**Exercise aim:**
Determine how many lines in these records hold "resistance". Only the number is wanted.

**Task material:**
__________

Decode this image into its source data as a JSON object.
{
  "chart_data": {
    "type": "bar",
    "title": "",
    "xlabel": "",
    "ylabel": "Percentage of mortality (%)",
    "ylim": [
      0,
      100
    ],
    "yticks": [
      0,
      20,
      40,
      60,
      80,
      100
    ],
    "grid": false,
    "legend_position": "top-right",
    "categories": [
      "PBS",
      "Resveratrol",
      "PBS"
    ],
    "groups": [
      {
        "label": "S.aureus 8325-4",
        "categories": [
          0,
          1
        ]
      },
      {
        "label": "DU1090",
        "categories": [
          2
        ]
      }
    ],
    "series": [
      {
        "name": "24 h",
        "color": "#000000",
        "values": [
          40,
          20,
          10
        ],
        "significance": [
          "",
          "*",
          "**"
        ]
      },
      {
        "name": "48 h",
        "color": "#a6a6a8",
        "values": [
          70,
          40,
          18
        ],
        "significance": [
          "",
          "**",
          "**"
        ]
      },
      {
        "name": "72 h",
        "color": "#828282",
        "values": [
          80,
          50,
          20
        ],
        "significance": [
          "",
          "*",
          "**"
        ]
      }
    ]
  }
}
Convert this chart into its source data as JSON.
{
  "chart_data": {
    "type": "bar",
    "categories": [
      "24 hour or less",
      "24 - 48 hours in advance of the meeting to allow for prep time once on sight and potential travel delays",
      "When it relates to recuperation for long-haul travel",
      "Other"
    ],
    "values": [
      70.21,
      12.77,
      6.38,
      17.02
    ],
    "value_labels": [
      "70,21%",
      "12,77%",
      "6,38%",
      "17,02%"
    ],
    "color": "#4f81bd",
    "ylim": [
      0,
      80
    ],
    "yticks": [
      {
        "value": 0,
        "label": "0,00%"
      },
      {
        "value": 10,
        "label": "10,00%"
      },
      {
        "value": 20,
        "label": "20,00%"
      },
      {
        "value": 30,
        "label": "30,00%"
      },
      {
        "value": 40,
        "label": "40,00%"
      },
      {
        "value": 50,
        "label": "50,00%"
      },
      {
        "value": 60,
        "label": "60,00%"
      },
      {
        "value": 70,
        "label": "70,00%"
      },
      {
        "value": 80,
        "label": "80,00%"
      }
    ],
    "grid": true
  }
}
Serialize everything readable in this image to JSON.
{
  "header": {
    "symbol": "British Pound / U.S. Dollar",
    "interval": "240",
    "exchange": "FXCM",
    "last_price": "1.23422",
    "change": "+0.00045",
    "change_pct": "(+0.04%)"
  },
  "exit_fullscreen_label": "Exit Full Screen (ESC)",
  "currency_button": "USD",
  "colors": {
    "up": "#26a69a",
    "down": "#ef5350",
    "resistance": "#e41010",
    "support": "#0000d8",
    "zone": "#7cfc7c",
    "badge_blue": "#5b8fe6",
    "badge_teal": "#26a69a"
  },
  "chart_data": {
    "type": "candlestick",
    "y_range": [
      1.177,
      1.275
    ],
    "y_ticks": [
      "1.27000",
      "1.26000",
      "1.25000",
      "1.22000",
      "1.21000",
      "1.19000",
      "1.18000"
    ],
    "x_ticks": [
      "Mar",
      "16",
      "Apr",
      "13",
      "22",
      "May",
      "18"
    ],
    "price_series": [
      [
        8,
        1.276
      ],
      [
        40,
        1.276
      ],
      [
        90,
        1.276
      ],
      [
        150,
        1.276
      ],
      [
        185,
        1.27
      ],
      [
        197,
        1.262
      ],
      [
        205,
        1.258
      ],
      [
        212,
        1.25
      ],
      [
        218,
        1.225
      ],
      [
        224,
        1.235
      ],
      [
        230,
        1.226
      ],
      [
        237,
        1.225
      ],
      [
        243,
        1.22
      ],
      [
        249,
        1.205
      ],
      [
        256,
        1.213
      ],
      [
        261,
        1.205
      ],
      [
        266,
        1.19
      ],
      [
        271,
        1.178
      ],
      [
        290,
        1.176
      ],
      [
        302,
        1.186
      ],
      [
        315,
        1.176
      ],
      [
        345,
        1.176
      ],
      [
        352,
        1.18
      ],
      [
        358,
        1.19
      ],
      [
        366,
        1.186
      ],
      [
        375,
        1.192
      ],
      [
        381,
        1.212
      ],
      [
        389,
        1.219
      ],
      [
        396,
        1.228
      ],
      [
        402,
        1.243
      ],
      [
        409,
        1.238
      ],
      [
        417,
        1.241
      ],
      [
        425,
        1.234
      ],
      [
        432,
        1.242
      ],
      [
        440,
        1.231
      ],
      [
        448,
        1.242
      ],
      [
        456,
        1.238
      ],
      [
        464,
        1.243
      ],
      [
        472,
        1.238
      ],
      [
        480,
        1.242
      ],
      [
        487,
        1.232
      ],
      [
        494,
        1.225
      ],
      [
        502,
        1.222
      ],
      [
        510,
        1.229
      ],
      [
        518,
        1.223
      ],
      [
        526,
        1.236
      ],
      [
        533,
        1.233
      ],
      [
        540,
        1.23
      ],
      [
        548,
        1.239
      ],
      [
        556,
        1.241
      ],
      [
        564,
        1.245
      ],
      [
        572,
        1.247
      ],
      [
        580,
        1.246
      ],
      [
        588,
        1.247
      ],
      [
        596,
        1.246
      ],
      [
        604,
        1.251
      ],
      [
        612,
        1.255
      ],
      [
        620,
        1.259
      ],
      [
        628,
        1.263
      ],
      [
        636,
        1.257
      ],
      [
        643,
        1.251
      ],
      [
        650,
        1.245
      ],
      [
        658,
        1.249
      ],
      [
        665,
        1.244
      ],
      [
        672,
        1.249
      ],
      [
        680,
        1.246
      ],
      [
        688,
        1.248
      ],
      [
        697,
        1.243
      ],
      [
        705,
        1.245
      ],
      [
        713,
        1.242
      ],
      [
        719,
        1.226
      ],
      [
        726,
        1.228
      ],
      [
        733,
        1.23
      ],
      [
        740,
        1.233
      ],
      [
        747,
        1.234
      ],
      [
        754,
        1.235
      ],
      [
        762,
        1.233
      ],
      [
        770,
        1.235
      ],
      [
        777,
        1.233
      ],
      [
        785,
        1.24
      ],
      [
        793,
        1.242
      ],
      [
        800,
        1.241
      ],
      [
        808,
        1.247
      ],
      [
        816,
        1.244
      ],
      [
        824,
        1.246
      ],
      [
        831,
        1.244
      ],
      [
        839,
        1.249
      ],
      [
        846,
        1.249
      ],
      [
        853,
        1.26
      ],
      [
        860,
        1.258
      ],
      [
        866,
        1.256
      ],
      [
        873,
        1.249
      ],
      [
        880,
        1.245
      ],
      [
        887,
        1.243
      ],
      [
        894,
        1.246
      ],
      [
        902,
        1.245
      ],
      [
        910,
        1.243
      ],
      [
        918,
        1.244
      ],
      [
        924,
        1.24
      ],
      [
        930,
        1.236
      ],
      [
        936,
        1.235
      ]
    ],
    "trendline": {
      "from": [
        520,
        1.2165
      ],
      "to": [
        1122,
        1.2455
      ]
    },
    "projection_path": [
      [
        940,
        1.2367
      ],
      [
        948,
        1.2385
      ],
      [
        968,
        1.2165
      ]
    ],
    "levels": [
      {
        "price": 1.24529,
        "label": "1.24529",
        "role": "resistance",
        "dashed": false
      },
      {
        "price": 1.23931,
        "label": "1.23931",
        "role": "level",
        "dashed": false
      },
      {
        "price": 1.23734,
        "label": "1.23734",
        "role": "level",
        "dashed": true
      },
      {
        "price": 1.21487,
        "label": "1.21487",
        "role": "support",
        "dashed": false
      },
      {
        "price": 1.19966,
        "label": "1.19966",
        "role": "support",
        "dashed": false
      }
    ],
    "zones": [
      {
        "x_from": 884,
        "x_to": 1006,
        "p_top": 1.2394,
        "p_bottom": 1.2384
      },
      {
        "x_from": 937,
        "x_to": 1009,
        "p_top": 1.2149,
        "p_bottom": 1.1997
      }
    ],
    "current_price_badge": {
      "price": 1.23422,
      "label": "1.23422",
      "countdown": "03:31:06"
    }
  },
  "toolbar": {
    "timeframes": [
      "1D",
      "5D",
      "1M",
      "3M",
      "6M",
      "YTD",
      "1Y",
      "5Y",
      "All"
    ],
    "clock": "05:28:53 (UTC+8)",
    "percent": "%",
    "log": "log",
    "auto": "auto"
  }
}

__________

**Finished answer:**
2